- What the exercise asks
All entries are to be given again verbatim.
>> Begin Recorded information
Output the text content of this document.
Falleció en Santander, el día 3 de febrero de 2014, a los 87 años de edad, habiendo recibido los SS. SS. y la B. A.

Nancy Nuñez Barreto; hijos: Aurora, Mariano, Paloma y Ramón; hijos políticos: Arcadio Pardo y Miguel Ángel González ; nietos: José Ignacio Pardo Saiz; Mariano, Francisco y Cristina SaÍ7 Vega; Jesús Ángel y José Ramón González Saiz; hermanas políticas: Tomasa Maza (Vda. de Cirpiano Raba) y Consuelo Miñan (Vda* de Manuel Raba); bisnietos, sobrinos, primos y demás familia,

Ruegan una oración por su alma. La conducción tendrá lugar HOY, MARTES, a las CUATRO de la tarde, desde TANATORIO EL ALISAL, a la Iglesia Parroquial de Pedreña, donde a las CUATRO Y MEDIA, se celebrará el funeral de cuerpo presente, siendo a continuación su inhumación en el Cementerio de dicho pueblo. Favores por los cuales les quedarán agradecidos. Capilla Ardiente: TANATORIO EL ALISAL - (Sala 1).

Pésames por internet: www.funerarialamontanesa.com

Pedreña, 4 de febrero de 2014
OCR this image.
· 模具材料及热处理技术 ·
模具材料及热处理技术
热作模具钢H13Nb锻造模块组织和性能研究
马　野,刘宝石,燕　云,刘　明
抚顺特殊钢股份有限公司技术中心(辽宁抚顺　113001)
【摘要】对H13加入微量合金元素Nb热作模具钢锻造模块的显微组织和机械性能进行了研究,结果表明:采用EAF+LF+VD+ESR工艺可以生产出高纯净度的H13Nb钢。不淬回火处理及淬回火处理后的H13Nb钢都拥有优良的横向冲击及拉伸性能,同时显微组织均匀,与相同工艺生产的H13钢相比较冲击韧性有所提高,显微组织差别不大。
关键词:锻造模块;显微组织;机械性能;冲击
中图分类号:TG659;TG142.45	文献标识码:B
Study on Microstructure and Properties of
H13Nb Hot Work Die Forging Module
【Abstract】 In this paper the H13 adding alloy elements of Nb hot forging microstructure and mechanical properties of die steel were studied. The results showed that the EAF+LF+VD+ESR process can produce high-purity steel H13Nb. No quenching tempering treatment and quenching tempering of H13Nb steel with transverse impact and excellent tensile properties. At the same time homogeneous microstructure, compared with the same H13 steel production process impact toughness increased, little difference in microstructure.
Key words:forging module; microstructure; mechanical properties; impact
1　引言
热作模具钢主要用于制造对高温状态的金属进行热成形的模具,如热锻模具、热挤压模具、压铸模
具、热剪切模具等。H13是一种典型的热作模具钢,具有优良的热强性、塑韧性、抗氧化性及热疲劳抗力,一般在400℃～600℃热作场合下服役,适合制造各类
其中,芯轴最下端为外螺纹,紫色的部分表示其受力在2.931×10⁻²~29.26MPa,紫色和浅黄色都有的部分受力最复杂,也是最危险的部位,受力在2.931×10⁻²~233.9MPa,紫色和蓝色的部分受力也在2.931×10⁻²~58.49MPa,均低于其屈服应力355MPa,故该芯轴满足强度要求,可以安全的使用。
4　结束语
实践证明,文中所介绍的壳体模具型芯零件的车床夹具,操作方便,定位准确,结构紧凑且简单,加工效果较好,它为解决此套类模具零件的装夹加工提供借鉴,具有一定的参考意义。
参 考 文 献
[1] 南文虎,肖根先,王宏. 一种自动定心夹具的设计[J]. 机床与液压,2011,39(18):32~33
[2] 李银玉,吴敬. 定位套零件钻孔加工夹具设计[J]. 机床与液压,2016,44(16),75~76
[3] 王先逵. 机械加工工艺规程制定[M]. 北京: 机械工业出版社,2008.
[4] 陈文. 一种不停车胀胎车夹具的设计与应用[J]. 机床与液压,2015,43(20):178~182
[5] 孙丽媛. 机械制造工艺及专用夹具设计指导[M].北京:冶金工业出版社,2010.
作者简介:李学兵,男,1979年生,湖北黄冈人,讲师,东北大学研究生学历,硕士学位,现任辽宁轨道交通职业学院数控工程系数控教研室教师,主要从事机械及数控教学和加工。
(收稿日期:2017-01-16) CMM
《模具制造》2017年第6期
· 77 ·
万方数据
>> End Recorded information
- Worked solution
Output the text content of this document.
Falleció en Santander, el día 3 de febrero de 2014, a los 87 años de edad, habiendo recibido los SS. SS. y la B. A.

Nancy Nuñez Barreto; hijos: Aurora, Mariano, Paloma y Ramón; hijos políticos: Arcadio Pardo y Miguel Ángel González ; nietos: José Ignacio Pardo Saiz; Mariano, Francisco y Cristina SaÍ7 Vega; Jesús Ángel y José Ramón González Saiz; hermanas políticas: Tomasa Maza (Vda. de Cirpiano Raba) y Consuelo Miñan (Vda* de Manuel Raba); bisnietos, sobrinos, primos y demás familia,

Ruegan una oración por su alma. La conducción tendrá lugar HOY, MARTES, a las CUATRO de la tarde, desde TANATORIO EL ALISAL, a la Iglesia Parroquial de Pedreña, donde a las CUATRO Y MEDIA, se celebrará el funeral de cuerpo presente, siendo a continuación su inhumación en el Cementerio de dicho pueblo. Favores por los cuales les quedarán agradecidos. Capilla Ardiente: TANATORIO EL ALISAL - (Sala 1).

Pésames por internet: www.funerarialamontanesa.com

Pedreña, 4 de febrero de 2014
OCR this image.
· 模具材料及热处理技术 ·
模具材料及热处理技术
热作模具钢H13Nb锻造模块组织和性能研究
马　野,刘宝石,燕　云,刘　明
抚顺特殊钢股份有限公司技术中心(辽宁抚顺　113001)
【摘要】对H13加入微量合金元素Nb热作模具钢锻造模块的显微组织和机械性能进行了研究,结果表明:采用EAF+LF+VD+ESR工艺可以生产出高纯净度的H13Nb钢。不淬回火处理及淬回火处理后的H13Nb钢都拥有优良的横向冲击及拉伸性能,同时显微组织均匀,与相同工艺生产的H13钢相比较冲击韧性有所提高,显微组织差别不大。
关键词:锻造模块;显微组织;机械性能;冲击
中图分类号:TG659;TG142.45	文献标识码:B
Study on Microstructure and Properties of
H13Nb Hot Work Die Forging Module
【Abstract】 In this paper the H13 adding alloy elements of Nb hot forging microstructure and mechanical properties of die steel were studied. The results showed that the EAF+LF+VD+ESR process can produce high-purity steel H13Nb. No quenching tempering treatment and quenching tempering of H13Nb steel with transverse impact and excellent tensile properties. At the same time homogeneous microstructure, compared with the same H13 steel production process impact toughness increased, little difference in microstructure.
Key words:forging module; microstructure; mechanical properties; impact
1　引言
热作模具钢主要用于制造对高温状态的金属进行热成形的模具,如热锻模具、热挤压模具、压铸模
具、热剪切模具等。H13是一种典型的热作模具钢,具有优良的热强性、塑韧性、抗氧化性及热疲劳抗力,一般在400℃～600℃热作场合下服役,适合制造各类
其中,芯轴最下端为外螺纹,紫色的部分表示其受力在2.931×10⁻²~29.26MPa,紫色和浅黄色都有的部分受力最复杂,也是最危险的部位,受力在2.931×10⁻²~233.9MPa,紫色和蓝色的部分受力也在2.931×10⁻²~58.49MPa,均低于其屈服应力355MPa,故该芯轴满足强度要求,可以安全的使用。
4　结束语
实践证明,文中所介绍的壳体模具型芯零件的车床夹具,操作方便,定位准确,结构紧凑且简单,加工效果较好,它为解决此套类模具零件的装夹加工提供借鉴,具有一定的参考意义。
参 考 文 献
[1] 南文虎,肖根先,王宏. 一种自动定心夹具的设计[J]. 机床与液压,2011,39(18):32~33
[2] 李银玉,吴敬. 定位套零件钻孔加工夹具设计[J]. 机床与液压,2016,44(16),75~76
[3] 王先逵. 机械加工工艺规程制定[M]. 北京: 机械工业出版社,2008.
[4] 陈文. 一种不停车胀胎车夹具的设计与应用[J]. 机床与液压,2015,43(20):178~182
[5] 孙丽媛. 机械制造工艺及专用夹具设计指导[M].北京:冶金工业出版社,2010.
作者简介:李学兵,男,1979年生,湖北黄冈人,讲师,东北大学研究生学历,硕士学位,现任辽宁轨道交通职业学院数控工程系数控教研室教师,主要从事机械及数控教学和加工。
(收稿日期:2017-01-16) CMM
《模具制造》2017年第6期
· 77 ·
万方数据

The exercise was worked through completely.